[GIVEN TEXT]

NASA's UAP study team members were announced on October 21, 2022.

1. David Spergel
2. Anamaria Berea (professor of Computational and Data Science at George Mason University)
3. Federica Bianco (physics professor at the University of Delaware)
4. Paula Bontempi
5. Reggie Brothers (the operating partner at AE Industrial Partners in Boca Raton, Florida)
6. Jen Buss (the CEO of the Potomac Institute for Policy Studies)
7. Nadia Drake
8. Mike Gold (executive vice president Redwire)
9. David Grinspoon
10. Scott Kelly
11. Matt Mountain
12. Warren Randolph (deputy executive director of the Federal Aviation Administration's (FAA) Accident Investigation and Prevention for Aviation Safety Department)
13. Walter Scott (vice president and chief technology officer of Maxar Technologies)
14. Joshua Semeter (professor of electrical and computer engineering and director of the Center for Space Physics at Boston University)
15. Karlin Toner (acting executive director of the FAA's Office of Aviation Policy and Plans)
16. Shelley Wright (professor of physics at the University of California, San Diego's Center for Astrophysics and Space Studies)

Greg Eghigian, a history professor at Penn State who has written about the history of the UFO phenomenon, noted that the NASA study team represents "a sea change," as "close to a majority of academics now believe that the study of UFOs warrants scholarly research", that the team can establish "a roadmap for looking into UAPs", and that this activity is "unprecedented [because] NASA, historically, wanted nothing to do with UFOs, and [now] these civilian scientists are asking scientifically informed questions".

[/GIVEN TEXT]

**DESCRIPTION OF THE TASK:** Restate the paragraph of the NASA UAP team text that begins "Greg Eghigian, a history professor" as a short list of its main points. The data is separate material from the NASA UAP team text.

[RECORDS SUPPLIED]

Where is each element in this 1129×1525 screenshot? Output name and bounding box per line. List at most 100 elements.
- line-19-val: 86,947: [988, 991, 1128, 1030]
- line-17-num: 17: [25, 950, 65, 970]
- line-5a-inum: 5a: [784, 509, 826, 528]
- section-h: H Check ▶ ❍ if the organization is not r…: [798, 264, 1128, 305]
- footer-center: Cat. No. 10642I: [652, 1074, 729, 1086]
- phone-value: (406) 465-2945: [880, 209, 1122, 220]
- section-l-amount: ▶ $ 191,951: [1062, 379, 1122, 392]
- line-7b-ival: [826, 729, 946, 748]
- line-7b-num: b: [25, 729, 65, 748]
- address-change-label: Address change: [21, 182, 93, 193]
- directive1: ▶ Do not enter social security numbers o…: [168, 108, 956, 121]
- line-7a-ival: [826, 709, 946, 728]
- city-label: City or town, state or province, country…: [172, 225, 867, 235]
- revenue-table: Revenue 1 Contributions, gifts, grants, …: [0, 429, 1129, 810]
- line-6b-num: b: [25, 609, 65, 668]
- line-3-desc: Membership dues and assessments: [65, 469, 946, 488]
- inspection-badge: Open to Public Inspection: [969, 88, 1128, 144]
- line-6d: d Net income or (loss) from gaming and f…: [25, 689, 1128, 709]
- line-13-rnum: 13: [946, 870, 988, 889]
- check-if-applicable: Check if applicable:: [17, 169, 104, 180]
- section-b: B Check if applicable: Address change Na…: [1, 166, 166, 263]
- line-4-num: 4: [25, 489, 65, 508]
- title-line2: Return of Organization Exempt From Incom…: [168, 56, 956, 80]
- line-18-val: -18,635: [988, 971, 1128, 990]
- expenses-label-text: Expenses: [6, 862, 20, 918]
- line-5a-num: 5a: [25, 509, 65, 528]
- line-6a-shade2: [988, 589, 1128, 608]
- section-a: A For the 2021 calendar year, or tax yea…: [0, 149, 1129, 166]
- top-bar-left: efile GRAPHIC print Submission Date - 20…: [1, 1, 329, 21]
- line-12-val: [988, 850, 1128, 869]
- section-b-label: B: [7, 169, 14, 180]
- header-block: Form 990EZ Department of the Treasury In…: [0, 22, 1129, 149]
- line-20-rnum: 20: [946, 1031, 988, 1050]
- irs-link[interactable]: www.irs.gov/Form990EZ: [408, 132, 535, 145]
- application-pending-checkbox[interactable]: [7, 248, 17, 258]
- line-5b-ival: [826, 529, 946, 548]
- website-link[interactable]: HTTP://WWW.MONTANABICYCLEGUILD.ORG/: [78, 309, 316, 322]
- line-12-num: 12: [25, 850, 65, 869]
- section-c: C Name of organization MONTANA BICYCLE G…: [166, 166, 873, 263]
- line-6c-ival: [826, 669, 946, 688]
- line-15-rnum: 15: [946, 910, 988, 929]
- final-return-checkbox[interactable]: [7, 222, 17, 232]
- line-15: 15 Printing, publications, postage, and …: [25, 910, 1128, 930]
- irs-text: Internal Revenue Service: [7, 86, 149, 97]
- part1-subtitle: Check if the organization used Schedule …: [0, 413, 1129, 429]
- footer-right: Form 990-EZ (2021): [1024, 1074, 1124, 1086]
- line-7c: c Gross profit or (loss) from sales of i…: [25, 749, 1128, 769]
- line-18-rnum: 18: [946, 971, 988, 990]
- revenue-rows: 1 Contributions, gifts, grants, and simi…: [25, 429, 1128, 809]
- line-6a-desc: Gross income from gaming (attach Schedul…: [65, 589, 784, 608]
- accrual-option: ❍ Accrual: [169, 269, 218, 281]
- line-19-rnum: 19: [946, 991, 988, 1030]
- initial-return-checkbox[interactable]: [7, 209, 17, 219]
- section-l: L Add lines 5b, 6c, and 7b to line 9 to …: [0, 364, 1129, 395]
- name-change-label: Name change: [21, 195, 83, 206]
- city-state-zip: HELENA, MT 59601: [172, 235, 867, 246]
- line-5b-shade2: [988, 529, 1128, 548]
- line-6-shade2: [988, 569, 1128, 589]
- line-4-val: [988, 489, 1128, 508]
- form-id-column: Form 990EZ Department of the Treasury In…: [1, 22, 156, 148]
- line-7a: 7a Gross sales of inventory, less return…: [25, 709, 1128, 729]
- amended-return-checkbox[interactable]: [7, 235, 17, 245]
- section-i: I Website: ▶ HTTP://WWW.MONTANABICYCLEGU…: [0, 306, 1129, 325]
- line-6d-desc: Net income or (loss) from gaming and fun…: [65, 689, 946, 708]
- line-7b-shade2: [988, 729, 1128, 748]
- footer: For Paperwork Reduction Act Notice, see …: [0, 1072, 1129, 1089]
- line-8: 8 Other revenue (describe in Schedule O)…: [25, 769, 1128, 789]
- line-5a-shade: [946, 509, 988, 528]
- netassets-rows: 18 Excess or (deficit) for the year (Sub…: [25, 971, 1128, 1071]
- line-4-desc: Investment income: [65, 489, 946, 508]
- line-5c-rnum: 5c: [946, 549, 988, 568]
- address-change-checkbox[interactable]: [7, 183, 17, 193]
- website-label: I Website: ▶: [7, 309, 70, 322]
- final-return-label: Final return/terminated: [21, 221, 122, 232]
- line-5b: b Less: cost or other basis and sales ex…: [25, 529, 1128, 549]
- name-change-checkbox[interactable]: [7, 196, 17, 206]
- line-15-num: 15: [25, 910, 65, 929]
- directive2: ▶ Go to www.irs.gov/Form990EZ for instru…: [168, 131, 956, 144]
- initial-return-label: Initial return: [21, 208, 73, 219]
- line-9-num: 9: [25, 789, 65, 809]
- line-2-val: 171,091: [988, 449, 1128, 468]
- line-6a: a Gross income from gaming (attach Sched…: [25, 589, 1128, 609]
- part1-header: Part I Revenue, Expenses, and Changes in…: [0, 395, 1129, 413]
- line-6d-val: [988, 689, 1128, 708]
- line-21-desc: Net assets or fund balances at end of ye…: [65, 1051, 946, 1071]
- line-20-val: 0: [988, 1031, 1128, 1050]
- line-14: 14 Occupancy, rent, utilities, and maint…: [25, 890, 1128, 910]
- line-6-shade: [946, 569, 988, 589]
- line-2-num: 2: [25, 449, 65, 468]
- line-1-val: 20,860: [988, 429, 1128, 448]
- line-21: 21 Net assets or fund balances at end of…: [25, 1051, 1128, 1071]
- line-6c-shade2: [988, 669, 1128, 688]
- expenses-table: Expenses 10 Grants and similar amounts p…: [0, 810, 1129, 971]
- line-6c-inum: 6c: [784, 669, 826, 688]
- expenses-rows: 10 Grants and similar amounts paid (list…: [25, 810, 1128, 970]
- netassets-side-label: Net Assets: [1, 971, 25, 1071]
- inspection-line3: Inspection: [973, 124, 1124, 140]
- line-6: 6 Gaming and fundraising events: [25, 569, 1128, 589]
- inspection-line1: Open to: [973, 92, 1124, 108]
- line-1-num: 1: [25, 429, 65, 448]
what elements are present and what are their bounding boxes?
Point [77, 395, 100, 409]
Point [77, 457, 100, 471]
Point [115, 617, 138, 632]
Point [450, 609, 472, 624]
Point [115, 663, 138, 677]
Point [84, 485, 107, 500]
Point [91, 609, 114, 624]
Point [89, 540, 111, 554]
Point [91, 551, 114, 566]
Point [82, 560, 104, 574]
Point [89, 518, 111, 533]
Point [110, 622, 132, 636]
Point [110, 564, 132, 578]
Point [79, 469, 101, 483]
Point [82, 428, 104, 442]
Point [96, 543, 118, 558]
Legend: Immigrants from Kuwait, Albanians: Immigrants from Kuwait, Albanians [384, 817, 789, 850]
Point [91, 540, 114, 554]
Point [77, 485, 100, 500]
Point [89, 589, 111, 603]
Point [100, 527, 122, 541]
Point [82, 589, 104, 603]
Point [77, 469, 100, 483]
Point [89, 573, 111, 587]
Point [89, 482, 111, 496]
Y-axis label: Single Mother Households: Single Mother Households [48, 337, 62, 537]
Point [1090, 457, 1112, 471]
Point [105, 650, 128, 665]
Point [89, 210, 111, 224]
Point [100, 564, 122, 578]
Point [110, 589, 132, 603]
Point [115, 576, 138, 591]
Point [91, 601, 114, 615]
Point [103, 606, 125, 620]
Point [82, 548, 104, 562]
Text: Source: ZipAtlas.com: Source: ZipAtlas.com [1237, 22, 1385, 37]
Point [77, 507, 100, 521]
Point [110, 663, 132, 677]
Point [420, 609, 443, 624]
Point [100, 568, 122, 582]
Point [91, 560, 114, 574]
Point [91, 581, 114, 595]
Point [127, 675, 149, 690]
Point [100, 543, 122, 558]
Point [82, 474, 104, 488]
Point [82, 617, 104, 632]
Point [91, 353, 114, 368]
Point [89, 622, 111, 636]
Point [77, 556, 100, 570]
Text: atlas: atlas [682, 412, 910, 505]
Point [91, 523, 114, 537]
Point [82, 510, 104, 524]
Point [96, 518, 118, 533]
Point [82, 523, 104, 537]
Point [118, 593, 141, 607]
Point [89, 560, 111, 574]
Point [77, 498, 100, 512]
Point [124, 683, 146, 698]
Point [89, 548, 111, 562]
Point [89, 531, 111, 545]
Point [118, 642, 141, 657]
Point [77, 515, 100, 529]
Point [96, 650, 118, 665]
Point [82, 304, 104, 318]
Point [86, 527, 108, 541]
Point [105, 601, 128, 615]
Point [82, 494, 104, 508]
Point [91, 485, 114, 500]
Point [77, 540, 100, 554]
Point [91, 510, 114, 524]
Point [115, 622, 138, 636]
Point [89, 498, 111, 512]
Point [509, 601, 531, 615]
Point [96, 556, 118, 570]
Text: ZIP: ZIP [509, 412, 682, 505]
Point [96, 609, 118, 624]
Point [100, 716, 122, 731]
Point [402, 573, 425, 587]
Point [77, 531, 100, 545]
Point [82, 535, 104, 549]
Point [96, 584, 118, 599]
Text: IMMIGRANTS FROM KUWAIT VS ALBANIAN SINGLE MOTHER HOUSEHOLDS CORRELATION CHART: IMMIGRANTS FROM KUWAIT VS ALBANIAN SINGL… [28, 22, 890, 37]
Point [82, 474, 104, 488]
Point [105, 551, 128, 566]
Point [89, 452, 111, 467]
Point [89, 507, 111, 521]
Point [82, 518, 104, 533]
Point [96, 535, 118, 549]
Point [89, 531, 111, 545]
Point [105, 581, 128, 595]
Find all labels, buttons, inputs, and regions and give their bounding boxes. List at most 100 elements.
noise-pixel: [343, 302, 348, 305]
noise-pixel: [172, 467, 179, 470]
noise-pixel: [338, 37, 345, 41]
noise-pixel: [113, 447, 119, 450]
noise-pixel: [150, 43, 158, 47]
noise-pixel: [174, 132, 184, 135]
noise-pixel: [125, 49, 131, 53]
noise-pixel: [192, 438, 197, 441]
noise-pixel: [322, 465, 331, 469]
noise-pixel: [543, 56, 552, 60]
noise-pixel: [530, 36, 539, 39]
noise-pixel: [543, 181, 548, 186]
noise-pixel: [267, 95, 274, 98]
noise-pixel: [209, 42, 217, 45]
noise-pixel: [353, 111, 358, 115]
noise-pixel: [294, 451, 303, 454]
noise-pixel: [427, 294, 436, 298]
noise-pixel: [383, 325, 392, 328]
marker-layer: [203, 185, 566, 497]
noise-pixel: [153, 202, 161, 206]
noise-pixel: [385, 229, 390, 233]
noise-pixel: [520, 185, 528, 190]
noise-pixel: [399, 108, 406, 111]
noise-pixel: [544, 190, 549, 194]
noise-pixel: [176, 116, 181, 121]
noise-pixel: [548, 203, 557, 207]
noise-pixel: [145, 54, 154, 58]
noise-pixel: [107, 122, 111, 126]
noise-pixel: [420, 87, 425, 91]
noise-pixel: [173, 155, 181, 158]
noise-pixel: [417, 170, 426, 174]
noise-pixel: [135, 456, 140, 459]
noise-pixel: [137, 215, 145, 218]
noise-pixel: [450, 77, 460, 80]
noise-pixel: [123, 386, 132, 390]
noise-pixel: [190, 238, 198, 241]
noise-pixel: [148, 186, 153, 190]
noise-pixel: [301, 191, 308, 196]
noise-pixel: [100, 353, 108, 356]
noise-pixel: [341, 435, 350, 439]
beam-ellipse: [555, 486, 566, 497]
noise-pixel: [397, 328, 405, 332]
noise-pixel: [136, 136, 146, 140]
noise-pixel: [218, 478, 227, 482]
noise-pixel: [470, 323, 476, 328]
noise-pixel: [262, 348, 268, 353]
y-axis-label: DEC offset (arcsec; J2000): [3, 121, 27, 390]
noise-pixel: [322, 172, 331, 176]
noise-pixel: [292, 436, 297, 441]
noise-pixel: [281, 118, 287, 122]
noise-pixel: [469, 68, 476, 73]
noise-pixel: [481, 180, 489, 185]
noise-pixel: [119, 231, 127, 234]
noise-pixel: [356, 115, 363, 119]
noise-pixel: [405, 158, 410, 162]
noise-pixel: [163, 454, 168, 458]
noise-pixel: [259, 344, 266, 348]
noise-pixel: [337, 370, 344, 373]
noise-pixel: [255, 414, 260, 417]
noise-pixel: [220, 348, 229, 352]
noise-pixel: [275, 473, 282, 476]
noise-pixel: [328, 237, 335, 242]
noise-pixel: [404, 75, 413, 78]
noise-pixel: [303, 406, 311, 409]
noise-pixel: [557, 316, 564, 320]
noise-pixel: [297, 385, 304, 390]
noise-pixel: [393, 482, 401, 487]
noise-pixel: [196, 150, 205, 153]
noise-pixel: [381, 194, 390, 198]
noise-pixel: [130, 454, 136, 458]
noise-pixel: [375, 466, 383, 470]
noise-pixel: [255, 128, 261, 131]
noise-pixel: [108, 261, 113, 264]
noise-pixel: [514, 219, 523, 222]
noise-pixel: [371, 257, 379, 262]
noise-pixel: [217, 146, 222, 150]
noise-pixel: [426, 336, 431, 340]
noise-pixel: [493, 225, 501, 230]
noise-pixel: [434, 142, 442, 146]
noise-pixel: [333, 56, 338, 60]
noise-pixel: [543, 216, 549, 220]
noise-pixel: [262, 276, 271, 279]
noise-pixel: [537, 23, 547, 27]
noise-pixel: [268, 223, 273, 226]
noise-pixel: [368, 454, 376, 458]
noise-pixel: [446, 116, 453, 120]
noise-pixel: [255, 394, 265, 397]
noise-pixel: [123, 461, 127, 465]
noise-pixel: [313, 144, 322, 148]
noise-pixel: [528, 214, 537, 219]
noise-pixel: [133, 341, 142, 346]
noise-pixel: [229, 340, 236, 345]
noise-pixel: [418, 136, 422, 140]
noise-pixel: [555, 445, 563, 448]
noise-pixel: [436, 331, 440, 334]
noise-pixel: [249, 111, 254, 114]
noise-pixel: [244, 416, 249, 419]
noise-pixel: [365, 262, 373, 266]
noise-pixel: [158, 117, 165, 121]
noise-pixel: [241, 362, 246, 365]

[/RECORDS SUPPLIED]

**PROBLEM SOLUTION:**
- Greg Eghigian, a Penn State history professor who has written about the history of the UFO phenomenon, commented on the NASA study team.
- He called the team "a sea change," since close to a majority of academics now believe the study of UFOs warrants scholarly research.
- He said the team can establish a roadmap for looking into UAPs.
- He called the effort unprecedented: NASA historically wanted nothing to do with UFOs, but now civilian scientists are asking scientifically informed questions.